• Task goal:
Go through the records and copy each line where the word "source" occurs.
------------------------------------------------------------
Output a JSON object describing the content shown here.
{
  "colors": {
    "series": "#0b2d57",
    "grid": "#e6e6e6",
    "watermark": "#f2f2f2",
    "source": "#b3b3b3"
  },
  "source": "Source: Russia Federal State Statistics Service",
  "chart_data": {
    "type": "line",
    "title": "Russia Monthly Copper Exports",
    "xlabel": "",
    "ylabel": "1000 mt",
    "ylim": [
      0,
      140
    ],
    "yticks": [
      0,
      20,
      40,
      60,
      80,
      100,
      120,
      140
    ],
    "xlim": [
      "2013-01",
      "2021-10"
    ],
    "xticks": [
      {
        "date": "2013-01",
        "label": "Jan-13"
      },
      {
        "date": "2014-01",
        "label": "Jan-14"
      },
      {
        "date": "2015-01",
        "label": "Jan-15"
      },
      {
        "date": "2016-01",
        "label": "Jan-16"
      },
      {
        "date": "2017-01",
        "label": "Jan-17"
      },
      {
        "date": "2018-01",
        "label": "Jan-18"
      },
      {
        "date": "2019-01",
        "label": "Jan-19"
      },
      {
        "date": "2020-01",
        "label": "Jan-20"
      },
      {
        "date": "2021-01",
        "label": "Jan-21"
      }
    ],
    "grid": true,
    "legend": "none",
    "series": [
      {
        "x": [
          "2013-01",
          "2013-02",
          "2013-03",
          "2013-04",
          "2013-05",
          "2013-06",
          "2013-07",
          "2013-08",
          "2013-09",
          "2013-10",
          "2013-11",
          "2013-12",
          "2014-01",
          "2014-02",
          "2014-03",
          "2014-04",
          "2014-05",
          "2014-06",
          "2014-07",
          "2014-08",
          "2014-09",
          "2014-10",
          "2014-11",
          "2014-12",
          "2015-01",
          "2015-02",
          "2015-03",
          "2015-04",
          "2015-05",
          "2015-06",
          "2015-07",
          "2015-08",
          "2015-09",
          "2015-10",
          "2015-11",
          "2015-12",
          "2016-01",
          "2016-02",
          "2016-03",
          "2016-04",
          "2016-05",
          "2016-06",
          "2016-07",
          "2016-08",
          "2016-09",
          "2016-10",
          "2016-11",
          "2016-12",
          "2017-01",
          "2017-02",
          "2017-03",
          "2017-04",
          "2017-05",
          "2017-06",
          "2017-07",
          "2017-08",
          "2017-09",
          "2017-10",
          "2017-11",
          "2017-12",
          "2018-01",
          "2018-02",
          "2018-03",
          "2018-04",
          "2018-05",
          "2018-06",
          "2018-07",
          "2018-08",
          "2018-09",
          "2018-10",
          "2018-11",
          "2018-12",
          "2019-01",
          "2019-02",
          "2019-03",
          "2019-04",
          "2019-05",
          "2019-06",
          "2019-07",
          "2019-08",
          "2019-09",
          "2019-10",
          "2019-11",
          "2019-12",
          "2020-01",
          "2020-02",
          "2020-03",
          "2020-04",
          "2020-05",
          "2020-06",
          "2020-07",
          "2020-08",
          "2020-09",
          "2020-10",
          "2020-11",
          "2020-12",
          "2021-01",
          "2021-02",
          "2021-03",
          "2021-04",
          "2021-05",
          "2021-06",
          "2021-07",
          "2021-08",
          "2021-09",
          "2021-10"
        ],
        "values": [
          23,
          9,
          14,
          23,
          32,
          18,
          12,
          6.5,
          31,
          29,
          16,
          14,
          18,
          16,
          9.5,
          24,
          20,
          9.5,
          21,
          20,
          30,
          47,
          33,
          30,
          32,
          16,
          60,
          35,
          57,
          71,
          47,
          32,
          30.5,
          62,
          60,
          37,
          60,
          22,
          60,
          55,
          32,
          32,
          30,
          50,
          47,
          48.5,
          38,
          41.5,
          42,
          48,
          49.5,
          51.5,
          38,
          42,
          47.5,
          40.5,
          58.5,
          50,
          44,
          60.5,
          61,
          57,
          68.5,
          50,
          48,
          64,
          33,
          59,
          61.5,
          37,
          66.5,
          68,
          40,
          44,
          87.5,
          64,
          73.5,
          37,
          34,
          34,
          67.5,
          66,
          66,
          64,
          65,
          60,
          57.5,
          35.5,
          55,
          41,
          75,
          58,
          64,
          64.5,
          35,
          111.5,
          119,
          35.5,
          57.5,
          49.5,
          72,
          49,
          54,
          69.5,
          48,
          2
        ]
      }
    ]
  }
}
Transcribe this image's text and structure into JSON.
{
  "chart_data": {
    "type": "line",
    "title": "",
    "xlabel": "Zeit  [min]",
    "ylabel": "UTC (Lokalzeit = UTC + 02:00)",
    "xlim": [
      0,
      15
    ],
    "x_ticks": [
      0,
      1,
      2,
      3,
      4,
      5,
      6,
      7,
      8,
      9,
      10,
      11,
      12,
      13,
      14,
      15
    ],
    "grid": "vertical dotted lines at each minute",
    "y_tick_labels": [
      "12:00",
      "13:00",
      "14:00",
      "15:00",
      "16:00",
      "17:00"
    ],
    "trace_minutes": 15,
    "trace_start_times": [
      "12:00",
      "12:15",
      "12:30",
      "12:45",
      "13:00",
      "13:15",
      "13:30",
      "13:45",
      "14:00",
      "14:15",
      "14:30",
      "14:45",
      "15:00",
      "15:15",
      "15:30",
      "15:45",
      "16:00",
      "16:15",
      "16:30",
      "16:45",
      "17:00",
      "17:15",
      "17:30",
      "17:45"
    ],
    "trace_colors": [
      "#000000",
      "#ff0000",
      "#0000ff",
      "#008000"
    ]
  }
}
------------------------------------------------------------
• Output of the task:
    "source": "#b3b3b3"
  "source": "Source: Russia Federal State Statistics Service",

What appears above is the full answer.